> _Transcript entries for document pages_
▬▬▬

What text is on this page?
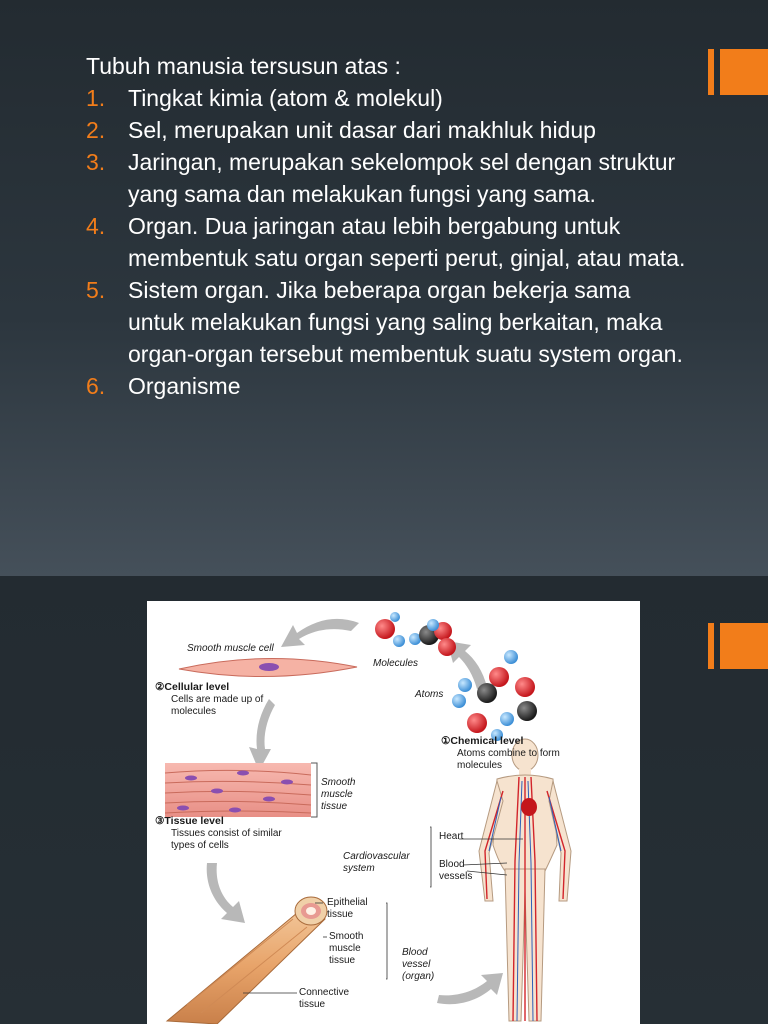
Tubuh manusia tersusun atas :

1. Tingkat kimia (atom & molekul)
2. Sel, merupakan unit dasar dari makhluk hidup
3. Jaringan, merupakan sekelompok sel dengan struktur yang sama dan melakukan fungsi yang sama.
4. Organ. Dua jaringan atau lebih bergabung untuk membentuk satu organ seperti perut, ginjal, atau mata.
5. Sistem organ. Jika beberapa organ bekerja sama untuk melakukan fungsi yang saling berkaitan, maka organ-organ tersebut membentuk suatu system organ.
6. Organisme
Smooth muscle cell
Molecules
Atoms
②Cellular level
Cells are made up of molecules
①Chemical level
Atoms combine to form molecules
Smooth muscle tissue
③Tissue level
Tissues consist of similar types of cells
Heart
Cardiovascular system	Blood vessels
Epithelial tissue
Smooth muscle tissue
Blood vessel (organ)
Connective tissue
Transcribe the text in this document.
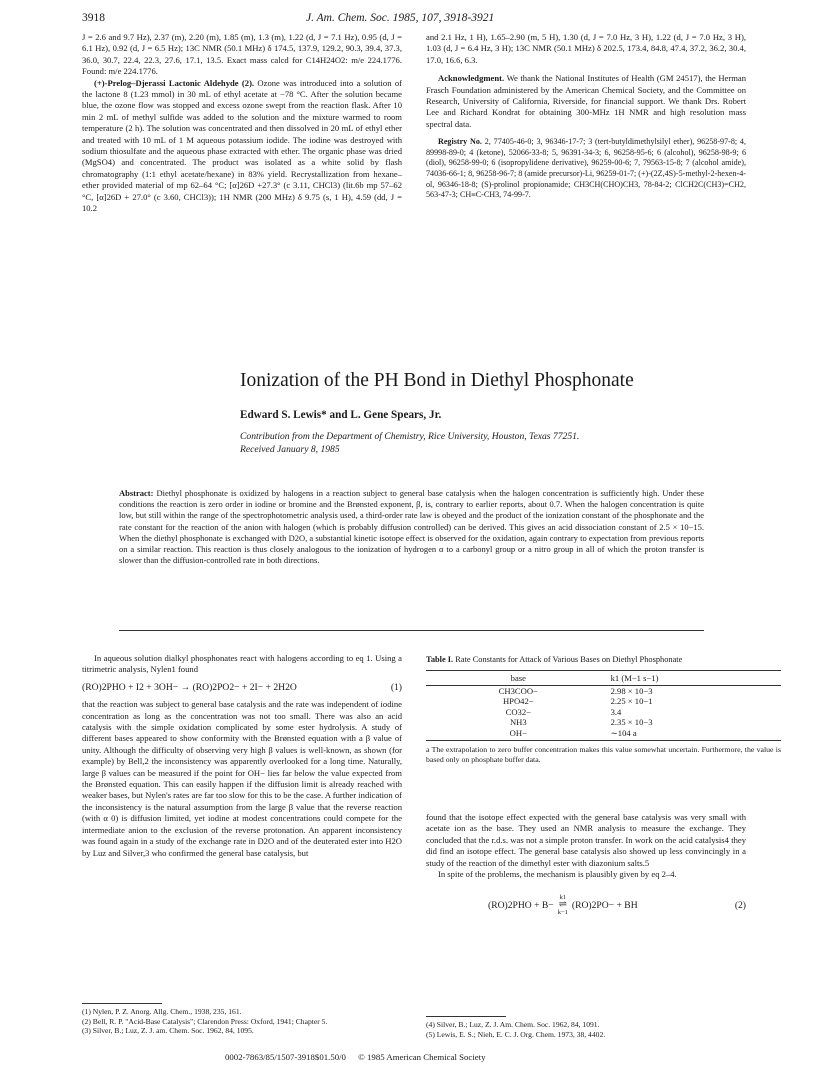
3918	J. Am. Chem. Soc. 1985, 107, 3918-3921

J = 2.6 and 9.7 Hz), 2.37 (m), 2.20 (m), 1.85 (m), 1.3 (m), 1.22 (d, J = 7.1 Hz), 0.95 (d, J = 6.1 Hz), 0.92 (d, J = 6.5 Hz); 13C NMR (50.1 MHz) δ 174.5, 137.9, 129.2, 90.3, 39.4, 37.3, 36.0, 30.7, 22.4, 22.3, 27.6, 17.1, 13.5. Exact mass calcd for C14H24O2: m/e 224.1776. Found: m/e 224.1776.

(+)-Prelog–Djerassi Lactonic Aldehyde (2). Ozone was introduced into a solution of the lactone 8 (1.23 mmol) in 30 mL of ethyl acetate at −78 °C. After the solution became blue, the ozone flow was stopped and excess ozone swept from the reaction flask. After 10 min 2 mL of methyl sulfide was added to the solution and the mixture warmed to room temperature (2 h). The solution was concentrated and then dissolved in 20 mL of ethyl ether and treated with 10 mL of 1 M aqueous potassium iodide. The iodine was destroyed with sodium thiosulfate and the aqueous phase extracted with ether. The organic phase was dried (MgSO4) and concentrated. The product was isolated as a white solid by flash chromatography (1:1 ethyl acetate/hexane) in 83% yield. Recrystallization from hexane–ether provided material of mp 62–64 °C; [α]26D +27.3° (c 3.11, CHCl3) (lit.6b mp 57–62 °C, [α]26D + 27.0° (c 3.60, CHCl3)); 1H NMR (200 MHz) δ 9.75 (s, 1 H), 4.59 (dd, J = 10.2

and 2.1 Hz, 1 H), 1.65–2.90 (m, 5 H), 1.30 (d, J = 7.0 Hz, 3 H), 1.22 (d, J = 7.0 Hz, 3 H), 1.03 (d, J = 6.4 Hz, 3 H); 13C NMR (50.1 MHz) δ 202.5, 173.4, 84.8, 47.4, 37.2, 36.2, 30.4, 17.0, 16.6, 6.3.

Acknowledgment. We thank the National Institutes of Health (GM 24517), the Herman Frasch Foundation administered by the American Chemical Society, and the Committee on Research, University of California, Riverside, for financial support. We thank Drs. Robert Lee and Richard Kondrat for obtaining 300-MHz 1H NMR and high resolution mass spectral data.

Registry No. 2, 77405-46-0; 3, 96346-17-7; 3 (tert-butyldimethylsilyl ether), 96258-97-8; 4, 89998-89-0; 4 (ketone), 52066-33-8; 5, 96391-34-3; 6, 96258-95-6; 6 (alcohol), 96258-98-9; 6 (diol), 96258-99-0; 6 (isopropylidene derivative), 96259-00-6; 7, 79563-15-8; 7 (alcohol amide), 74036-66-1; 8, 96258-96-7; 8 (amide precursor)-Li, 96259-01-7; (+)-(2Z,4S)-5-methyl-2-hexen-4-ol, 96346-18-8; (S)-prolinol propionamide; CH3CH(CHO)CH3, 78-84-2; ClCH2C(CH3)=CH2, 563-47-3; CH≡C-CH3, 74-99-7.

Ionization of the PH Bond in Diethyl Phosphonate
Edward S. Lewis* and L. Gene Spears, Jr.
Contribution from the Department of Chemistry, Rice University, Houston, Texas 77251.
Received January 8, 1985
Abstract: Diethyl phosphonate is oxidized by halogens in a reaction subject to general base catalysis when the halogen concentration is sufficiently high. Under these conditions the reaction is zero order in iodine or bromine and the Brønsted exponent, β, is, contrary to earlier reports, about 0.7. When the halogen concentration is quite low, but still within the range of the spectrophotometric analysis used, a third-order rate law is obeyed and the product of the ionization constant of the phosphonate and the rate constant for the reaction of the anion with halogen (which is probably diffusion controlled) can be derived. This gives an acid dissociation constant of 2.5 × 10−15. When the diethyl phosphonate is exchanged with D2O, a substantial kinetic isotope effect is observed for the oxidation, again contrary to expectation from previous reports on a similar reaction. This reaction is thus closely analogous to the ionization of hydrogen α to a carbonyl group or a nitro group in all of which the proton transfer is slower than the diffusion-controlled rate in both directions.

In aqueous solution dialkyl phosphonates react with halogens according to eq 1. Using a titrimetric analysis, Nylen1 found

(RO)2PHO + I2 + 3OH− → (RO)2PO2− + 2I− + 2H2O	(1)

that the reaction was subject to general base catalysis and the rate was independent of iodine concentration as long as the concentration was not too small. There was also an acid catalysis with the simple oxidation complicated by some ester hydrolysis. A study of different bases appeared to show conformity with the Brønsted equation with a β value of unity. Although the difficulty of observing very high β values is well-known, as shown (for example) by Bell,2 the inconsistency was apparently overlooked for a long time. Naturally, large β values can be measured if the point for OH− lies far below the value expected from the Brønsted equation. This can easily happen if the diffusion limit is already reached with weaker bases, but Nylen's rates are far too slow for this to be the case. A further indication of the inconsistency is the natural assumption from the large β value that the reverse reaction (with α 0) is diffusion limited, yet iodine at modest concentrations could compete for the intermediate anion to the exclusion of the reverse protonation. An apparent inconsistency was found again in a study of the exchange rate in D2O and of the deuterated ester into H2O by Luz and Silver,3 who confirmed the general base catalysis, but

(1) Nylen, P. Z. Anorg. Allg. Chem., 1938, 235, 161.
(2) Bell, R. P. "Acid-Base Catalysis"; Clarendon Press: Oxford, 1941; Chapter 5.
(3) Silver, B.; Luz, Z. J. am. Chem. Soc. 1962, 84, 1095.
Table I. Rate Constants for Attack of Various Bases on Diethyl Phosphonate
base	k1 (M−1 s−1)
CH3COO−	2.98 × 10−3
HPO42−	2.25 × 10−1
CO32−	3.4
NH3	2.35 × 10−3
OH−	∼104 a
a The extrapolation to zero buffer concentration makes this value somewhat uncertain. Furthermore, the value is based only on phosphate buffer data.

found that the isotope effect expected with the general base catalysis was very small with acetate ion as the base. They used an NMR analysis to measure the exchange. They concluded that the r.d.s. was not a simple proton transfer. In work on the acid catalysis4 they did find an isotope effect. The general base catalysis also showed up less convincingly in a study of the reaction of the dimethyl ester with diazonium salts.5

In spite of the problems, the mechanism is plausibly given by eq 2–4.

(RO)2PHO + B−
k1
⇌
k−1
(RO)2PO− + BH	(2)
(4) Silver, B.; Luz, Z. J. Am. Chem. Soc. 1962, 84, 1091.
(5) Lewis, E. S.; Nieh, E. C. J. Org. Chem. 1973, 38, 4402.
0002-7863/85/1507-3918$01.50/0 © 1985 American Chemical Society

▬▬▬

> _WORK REQUIRED_
Repeat every line above exactly, but omit all images.

> _RESPONSE FOR THIS EXERCISE_
What text is on this page?
Tubuh manusia tersusun atas :

1. Tingkat kimia (atom & molekul)
2. Sel, merupakan unit dasar dari makhluk hidup
3. Jaringan, merupakan sekelompok sel dengan struktur yang sama dan melakukan fungsi yang sama.
4. Organ. Dua jaringan atau lebih bergabung untuk membentuk satu organ seperti perut, ginjal, atau mata.
5. Sistem organ. Jika beberapa organ bekerja sama untuk melakukan fungsi yang saling berkaitan, maka organ-organ tersebut membentuk suatu system organ.
6. Organisme
Smooth muscle cell
Molecules
Atoms
②Cellular level
Cells are made up of molecules
①Chemical level
Atoms combine to form molecules
Smooth muscle tissue
③Tissue level
Tissues consist of similar types of cells
Heart
Cardiovascular system	Blood vessels
Epithelial tissue
Smooth muscle tissue
Blood vessel (organ)
Connective tissue
Transcribe the text in this document.
3918	J. Am. Chem. Soc. 1985, 107, 3918-3921

J = 2.6 and 9.7 Hz), 2.37 (m), 2.20 (m), 1.85 (m), 1.3 (m), 1.22 (d, J = 7.1 Hz), 0.95 (d, J = 6.1 Hz), 0.92 (d, J = 6.5 Hz); 13C NMR (50.1 MHz) δ 174.5, 137.9, 129.2, 90.3, 39.4, 37.3, 36.0, 30.7, 22.4, 22.3, 27.6, 17.1, 13.5. Exact mass calcd for C14H24O2: m/e 224.1776. Found: m/e 224.1776.

(+)-Prelog–Djerassi Lactonic Aldehyde (2). Ozone was introduced into a solution of the lactone 8 (1.23 mmol) in 30 mL of ethyl acetate at −78 °C. After the solution became blue, the ozone flow was stopped and excess ozone swept from the reaction flask. After 10 min 2 mL of methyl sulfide was added to the solution and the mixture warmed to room temperature (2 h). The solution was concentrated and then dissolved in 20 mL of ethyl ether and treated with 10 mL of 1 M aqueous potassium iodide. The iodine was destroyed with sodium thiosulfate and the aqueous phase extracted with ether. The organic phase was dried (MgSO4) and concentrated. The product was isolated as a white solid by flash chromatography (1:1 ethyl acetate/hexane) in 83% yield. Recrystallization from hexane–ether provided material of mp 62–64 °C; [α]26D +27.3° (c 3.11, CHCl3) (lit.6b mp 57–62 °C, [α]26D + 27.0° (c 3.60, CHCl3)); 1H NMR (200 MHz) δ 9.75 (s, 1 H), 4.59 (dd, J = 10.2

and 2.1 Hz, 1 H), 1.65–2.90 (m, 5 H), 1.30 (d, J = 7.0 Hz, 3 H), 1.22 (d, J = 7.0 Hz, 3 H), 1.03 (d, J = 6.4 Hz, 3 H); 13C NMR (50.1 MHz) δ 202.5, 173.4, 84.8, 47.4, 37.2, 36.2, 30.4, 17.0, 16.6, 6.3.

Acknowledgment. We thank the National Institutes of Health (GM 24517), the Herman Frasch Foundation administered by the American Chemical Society, and the Committee on Research, University of California, Riverside, for financial support. We thank Drs. Robert Lee and Richard Kondrat for obtaining 300-MHz 1H NMR and high resolution mass spectral data.

Registry No. 2, 77405-46-0; 3, 96346-17-7; 3 (tert-butyldimethylsilyl ether), 96258-97-8; 4, 89998-89-0; 4 (ketone), 52066-33-8; 5, 96391-34-3; 6, 96258-95-6; 6 (alcohol), 96258-98-9; 6 (diol), 96258-99-0; 6 (isopropylidene derivative), 96259-00-6; 7, 79563-15-8; 7 (alcohol amide), 74036-66-1; 8, 96258-96-7; 8 (amide precursor)-Li, 96259-01-7; (+)-(2Z,4S)-5-methyl-2-hexen-4-ol, 96346-18-8; (S)-prolinol propionamide; CH3CH(CHO)CH3, 78-84-2; ClCH2C(CH3)=CH2, 563-47-3; CH≡C-CH3, 74-99-7.

Ionization of the PH Bond in Diethyl Phosphonate
Edward S. Lewis* and L. Gene Spears, Jr.
Contribution from the Department of Chemistry, Rice University, Houston, Texas 77251.
Received January 8, 1985
Abstract: Diethyl phosphonate is oxidized by halogens in a reaction subject to general base catalysis when the halogen concentration is sufficiently high. Under these conditions the reaction is zero order in iodine or bromine and the Brønsted exponent, β, is, contrary to earlier reports, about 0.7. When the halogen concentration is quite low, but still within the range of the spectrophotometric analysis used, a third-order rate law is obeyed and the product of the ionization constant of the phosphonate and the rate constant for the reaction of the anion with halogen (which is probably diffusion controlled) can be derived. This gives an acid dissociation constant of 2.5 × 10−15. When the diethyl phosphonate is exchanged with D2O, a substantial kinetic isotope effect is observed for the oxidation, again contrary to expectation from previous reports on a similar reaction. This reaction is thus closely analogous to the ionization of hydrogen α to a carbonyl group or a nitro group in all of which the proton transfer is slower than the diffusion-controlled rate in both directions.

In aqueous solution dialkyl phosphonates react with halogens according to eq 1. Using a titrimetric analysis, Nylen1 found

(RO)2PHO + I2 + 3OH− → (RO)2PO2− + 2I− + 2H2O	(1)

that the reaction was subject to general base catalysis and the rate was independent of iodine concentration as long as the concentration was not too small. There was also an acid catalysis with the simple oxidation complicated by some ester hydrolysis. A study of different bases appeared to show conformity with the Brønsted equation with a β value of unity. Although the difficulty of observing very high β values is well-known, as shown (for example) by Bell,2 the inconsistency was apparently overlooked for a long time. Naturally, large β values can be measured if the point for OH− lies far below the value expected from the Brønsted equation. This can easily happen if the diffusion limit is already reached with weaker bases, but Nylen's rates are far too slow for this to be the case. A further indication of the inconsistency is the natural assumption from the large β value that the reverse reaction (with α 0) is diffusion limited, yet iodine at modest concentrations could compete for the intermediate anion to the exclusion of the reverse protonation. An apparent inconsistency was found again in a study of the exchange rate in D2O and of the deuterated ester into H2O by Luz and Silver,3 who confirmed the general base catalysis, but

(1) Nylen, P. Z. Anorg. Allg. Chem., 1938, 235, 161.
(2) Bell, R. P. "Acid-Base Catalysis"; Clarendon Press: Oxford, 1941; Chapter 5.
(3) Silver, B.; Luz, Z. J. am. Chem. Soc. 1962, 84, 1095.
Table I. Rate Constants for Attack of Various Bases on Diethyl Phosphonate
base	k1 (M−1 s−1)
CH3COO−	2.98 × 10−3
HPO42−	2.25 × 10−1
CO32−	3.4
NH3	2.35 × 10−3
OH−	∼104 a
a The extrapolation to zero buffer concentration makes this value somewhat uncertain. Furthermore, the value is based only on phosphate buffer data.

found that the isotope effect expected with the general base catalysis was very small with acetate ion as the base. They used an NMR analysis to measure the exchange. They concluded that the r.d.s. was not a simple proton transfer. In work on the acid catalysis4 they did find an isotope effect. The general base catalysis also showed up less convincingly in a study of the reaction of the dimethyl ester with diazonium salts.5

In spite of the problems, the mechanism is plausibly given by eq 2–4.

(RO)2PHO + B−
k1
⇌
k−1
(RO)2PO− + BH	(2)
(4) Silver, B.; Luz, Z. J. Am. Chem. Soc. 1962, 84, 1091.
(5) Lewis, E. S.; Nieh, E. C. J. Org. Chem. 1973, 38, 4402.
0002-7863/85/1507-3918$01.50/0 © 1985 American Chemical Society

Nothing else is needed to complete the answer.